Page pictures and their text
•••••

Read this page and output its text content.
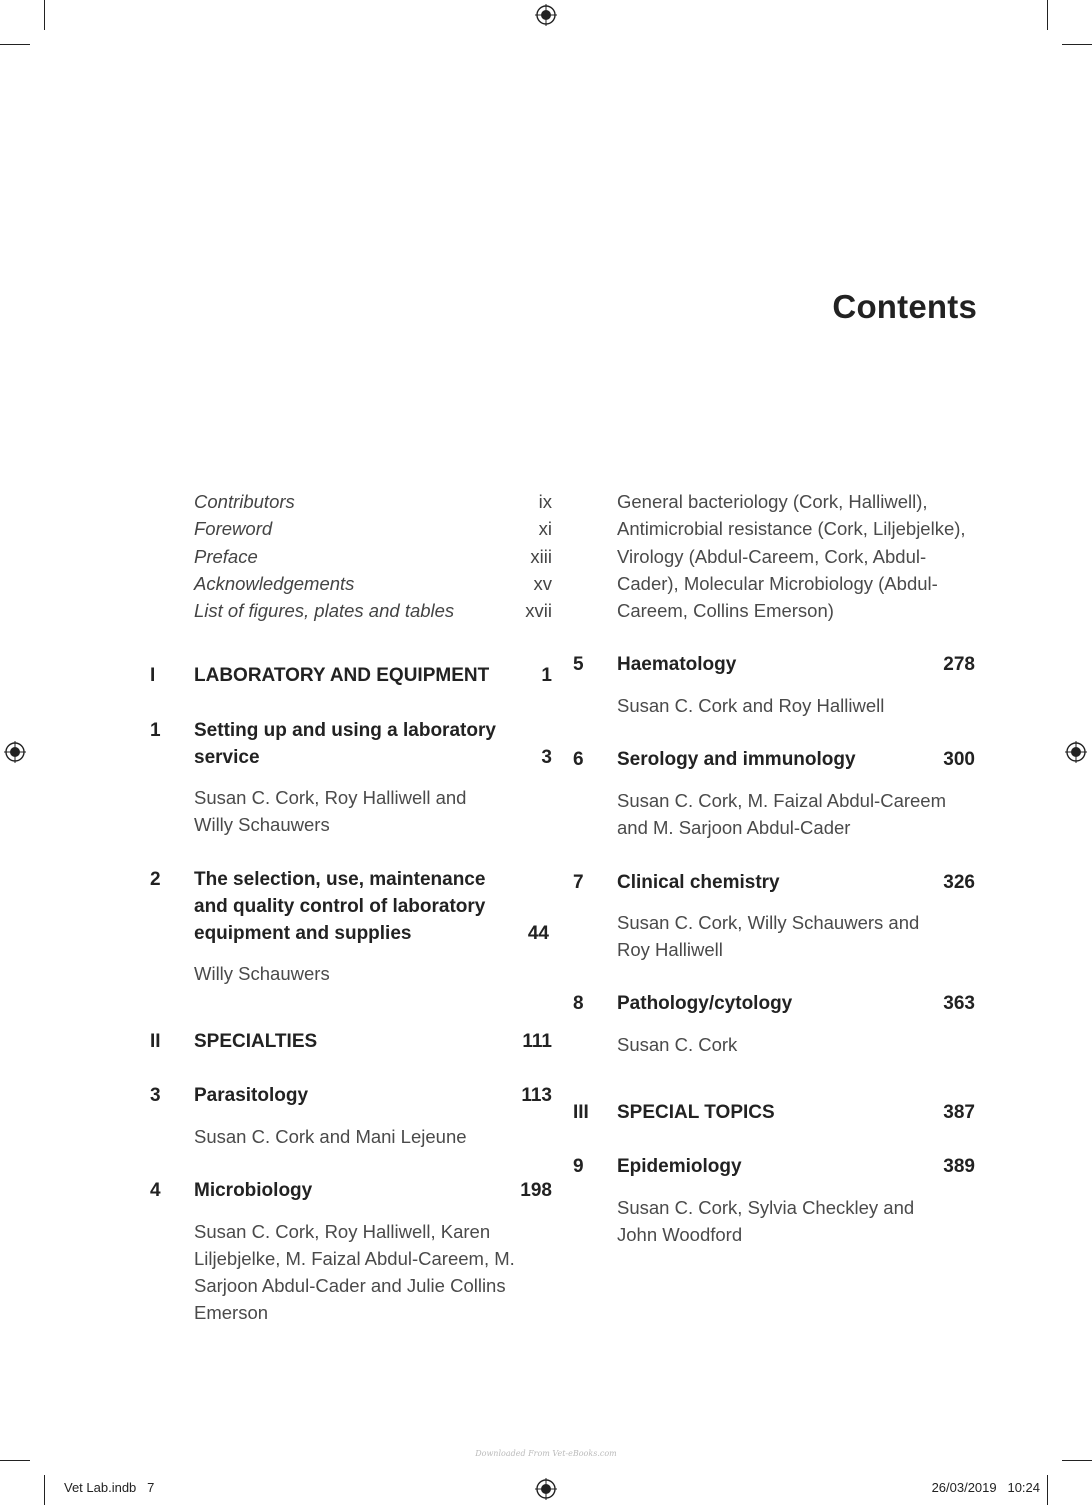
Contents
Contributors	ix
Foreword	xi
Preface	xiii
Acknowledgements	xv
List of figures, plates and tables	xvii
I	LABORATORY AND EQUIPMENT	1
1	Setting up and using a laboratory service	3
Susan C. Cork, Roy Halliwell and Willy Schauwers
2	The selection, use, maintenance and quality control of laboratory equipment and supplies	44
Willy Schauwers
II	SPECIALTIES	111
3	Parasitology	113
Susan C. Cork and Mani Lejeune
4	Microbiology	198
Susan C. Cork, Roy Halliwell, Karen Liljebjelke, M. Faizal Abdul-Careem, M. Sarjoon Abdul-Cader and Julie Collins Emerson
General bacteriology (Cork, Halliwell), Antimicrobial resistance (Cork, Liljebjelke), Virology (Abdul-Careem, Cork, Abdul-Cader), Molecular Microbiology (Abdul-Careem, Collins Emerson)
5	Haematology	278
Susan C. Cork and Roy Halliwell
6	Serology and immunology	300
Susan C. Cork, M. Faizal Abdul-Careem and M. Sarjoon Abdul-Cader
7	Clinical chemistry	326
Susan C. Cork, Willy Schauwers and Roy Halliwell
8	Pathology/cytology	363
Susan C. Cork
III	SPECIAL TOPICS	387
9	Epidemiology	389
Susan C. Cork, Sylvia Checkley and John Woodford
Downloaded From Vet-eBooks.com
Vet Lab.indb   7	26/03/2019   10:24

•••••

* TASK GOAL:
Could every entry be restated word for word, pictures excluded?

* RESPONSE TO THIS EXERCISE:
Read this page and output its text content.
Contents
Contributors	ix
Foreword	xi
Preface	xiii
Acknowledgements	xv
List of figures, plates and tables	xvii
I	LABORATORY AND EQUIPMENT	1
1	Setting up and using a laboratory service	3
Susan C. Cork, Roy Halliwell and Willy Schauwers
2	The selection, use, maintenance and quality control of laboratory equipment and supplies	44
Willy Schauwers
II	SPECIALTIES	111
3	Parasitology	113
Susan C. Cork and Mani Lejeune
4	Microbiology	198
Susan C. Cork, Roy Halliwell, Karen Liljebjelke, M. Faizal Abdul-Careem, M. Sarjoon Abdul-Cader and Julie Collins Emerson
General bacteriology (Cork, Halliwell), Antimicrobial resistance (Cork, Liljebjelke), Virology (Abdul-Careem, Cork, Abdul-Cader), Molecular Microbiology (Abdul-Careem, Collins Emerson)
5	Haematology	278
Susan C. Cork and Roy Halliwell
6	Serology and immunology	300
Susan C. Cork, M. Faizal Abdul-Careem and M. Sarjoon Abdul-Cader
7	Clinical chemistry	326
Susan C. Cork, Willy Schauwers and Roy Halliwell
8	Pathology/cytology	363
Susan C. Cork
III	SPECIAL TOPICS	387
9	Epidemiology	389
Susan C. Cork, Sylvia Checkley and John Woodford
Downloaded From Vet-eBooks.com
Vet Lab.indb   7	26/03/2019   10:24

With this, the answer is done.